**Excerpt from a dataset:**
====
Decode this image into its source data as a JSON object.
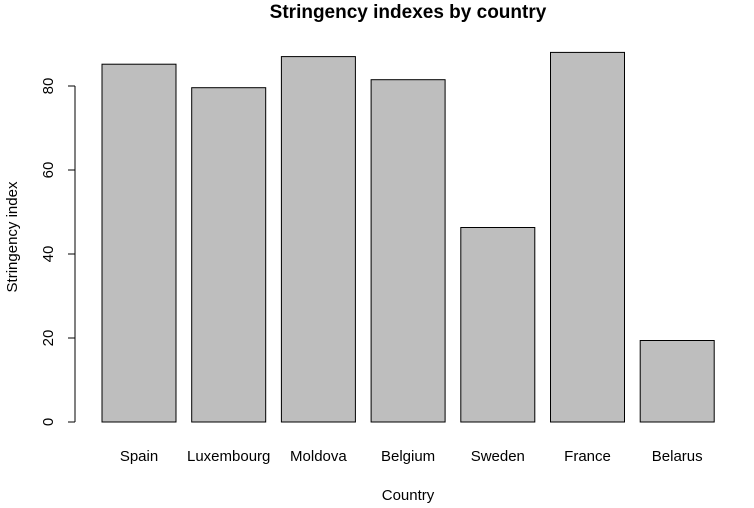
{
  "chart_data": {
    "type": "bar",
    "title": "Stringency indexes by country",
    "xlabel": "Country",
    "ylabel": "Stringency index",
    "categories": [
      "Spain",
      "Luxembourg",
      "Moldova",
      "Belgium",
      "Sweden",
      "France",
      "Belarus"
    ],
    "values": [
      85.2,
      79.6,
      87.0,
      81.5,
      46.3,
      88.0,
      19.4
    ],
    "ylim": [
      0,
      88
    ],
    "yticks": [
      0,
      20,
      40,
      60,
      80
    ],
    "bar_color": "#bebebe",
    "grid": false,
    "legend": "none"
  }
}
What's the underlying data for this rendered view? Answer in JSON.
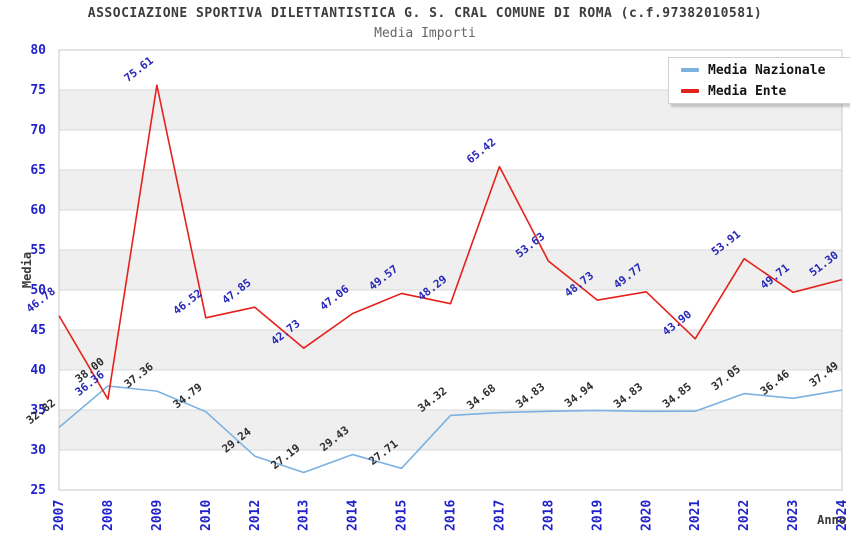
====
**To do:**
In the copy, include all records verbatim but no images.

**Solution to this problem:**
Decode this image into its source data as a JSON object.
{
  "chart_data": {
    "type": "bar",
    "title": "Stringency indexes by country",
    "xlabel": "Country",
    "ylabel": "Stringency index",
    "categories": [
      "Spain",
      "Luxembourg",
      "Moldova",
      "Belgium",
      "Sweden",
      "France",
      "Belarus"
    ],
    "values": [
      85.2,
      79.6,
      87.0,
      81.5,
      46.3,
      88.0,
      19.4
    ],
    "ylim": [
      0,
      88
    ],
    "yticks": [
      0,
      20,
      40,
      60,
      80
    ],
    "bar_color": "#bebebe",
    "grid": false,
    "legend": "none"
  }
}
What's the underlying data for this rendered view? Answer in JSON.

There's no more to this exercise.